┌─ EXTRACT PROVIDED

Program materials are available upon request to the Director of Graduate Studies, Italian Language and Literature, Yale University, PO Box 208311, New Haven CT 06520-8311.

Courses
ITAL 633b, Topics in the Divine Comedy.  Olivia Holmes. M 3.30–5.20
An exploration of Dante’s magnum opus, with special attention to representations and discussions of the issues of free will and ethical choice. Attention is also paid to the development of this topic in Dante’s epistles, Vita Nuova, Convivio, and Monarchia. In English.

ITAL 640a, Topics in Renaissance Epic.  Sergio Zatti. M 3.30–5.20
This course studies in some detail the two outstanding epics of the Italian Renaissance: Ariosto’s Orlando Furioso and Tasso’s Gerusalemme Liberata. It stresses issues such as the continuity of the epic tradition (Vergil, Dante, Pulci, Boiardo, etc.), the re-creation of medieval chivalric and lyrical traditions, and Renaissance literary theory. Its guiding idea is the examination of the question of representation and its impact on the intellectual, historical, and political history of Renaissance Italy.

ITAL 691, Directed Reading.  Staff. HTBA

ITAL 801b, Poetry, Poetics, and Contemporary Society, 1945–Present.   Paolo Valesio.

└─

- _TASK ITEM 1_
Answer these questions using the course listing:
(a) What PO Box number is given for requesting program materials?
(b) Which course does Olivia Holmes teach?
(c) Who is listed as the instructor for Directed Reading?
- _TASK ITEM 2_
Rewrite the course listing between "Program materials are" and "Haven CT 06520-8311.", inclusive, replacing "Director of Graduate Studies" with "Graduate Registrar".

┌─ DATA EXCERPTS

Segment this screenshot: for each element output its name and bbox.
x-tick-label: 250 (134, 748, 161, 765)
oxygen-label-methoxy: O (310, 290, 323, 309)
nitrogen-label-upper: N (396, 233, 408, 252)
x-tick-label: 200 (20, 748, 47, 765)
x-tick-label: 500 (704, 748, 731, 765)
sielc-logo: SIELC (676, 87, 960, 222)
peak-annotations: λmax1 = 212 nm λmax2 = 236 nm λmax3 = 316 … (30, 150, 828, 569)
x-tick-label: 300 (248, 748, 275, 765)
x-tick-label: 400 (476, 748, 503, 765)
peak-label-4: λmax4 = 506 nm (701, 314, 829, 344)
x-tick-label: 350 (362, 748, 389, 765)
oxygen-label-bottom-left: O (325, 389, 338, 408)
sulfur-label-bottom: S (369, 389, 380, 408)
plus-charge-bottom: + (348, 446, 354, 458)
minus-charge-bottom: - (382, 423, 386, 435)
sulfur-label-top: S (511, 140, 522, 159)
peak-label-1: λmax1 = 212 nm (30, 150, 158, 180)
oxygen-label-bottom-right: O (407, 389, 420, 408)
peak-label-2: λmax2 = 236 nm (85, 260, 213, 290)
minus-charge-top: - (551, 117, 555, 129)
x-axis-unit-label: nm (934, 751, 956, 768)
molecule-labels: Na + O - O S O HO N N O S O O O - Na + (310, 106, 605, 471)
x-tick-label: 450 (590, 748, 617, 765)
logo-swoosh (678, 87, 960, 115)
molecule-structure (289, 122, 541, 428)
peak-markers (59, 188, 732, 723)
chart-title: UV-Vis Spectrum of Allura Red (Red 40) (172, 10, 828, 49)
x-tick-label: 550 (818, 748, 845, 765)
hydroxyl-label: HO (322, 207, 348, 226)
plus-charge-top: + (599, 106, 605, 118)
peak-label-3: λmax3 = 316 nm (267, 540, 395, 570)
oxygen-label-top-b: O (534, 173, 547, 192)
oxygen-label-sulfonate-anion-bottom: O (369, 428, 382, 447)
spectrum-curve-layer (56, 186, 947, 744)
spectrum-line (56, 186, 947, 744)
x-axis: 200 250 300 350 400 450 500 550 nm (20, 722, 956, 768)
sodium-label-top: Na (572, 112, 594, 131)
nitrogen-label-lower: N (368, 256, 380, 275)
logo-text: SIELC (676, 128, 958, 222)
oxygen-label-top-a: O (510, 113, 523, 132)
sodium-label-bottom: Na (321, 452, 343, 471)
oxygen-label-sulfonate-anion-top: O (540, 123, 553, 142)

└─

- _YOUR SOLUTION 1_
(a) 208311
(b) ITAL 633b, Topics in the Divine Comedy
(c) Staff

- _YOUR SOLUTION 2_
Program materials are available upon request to the Graduate Registrar, Italian Language and Literature, Yale University, PO Box 208311, New Haven CT 06520-8311.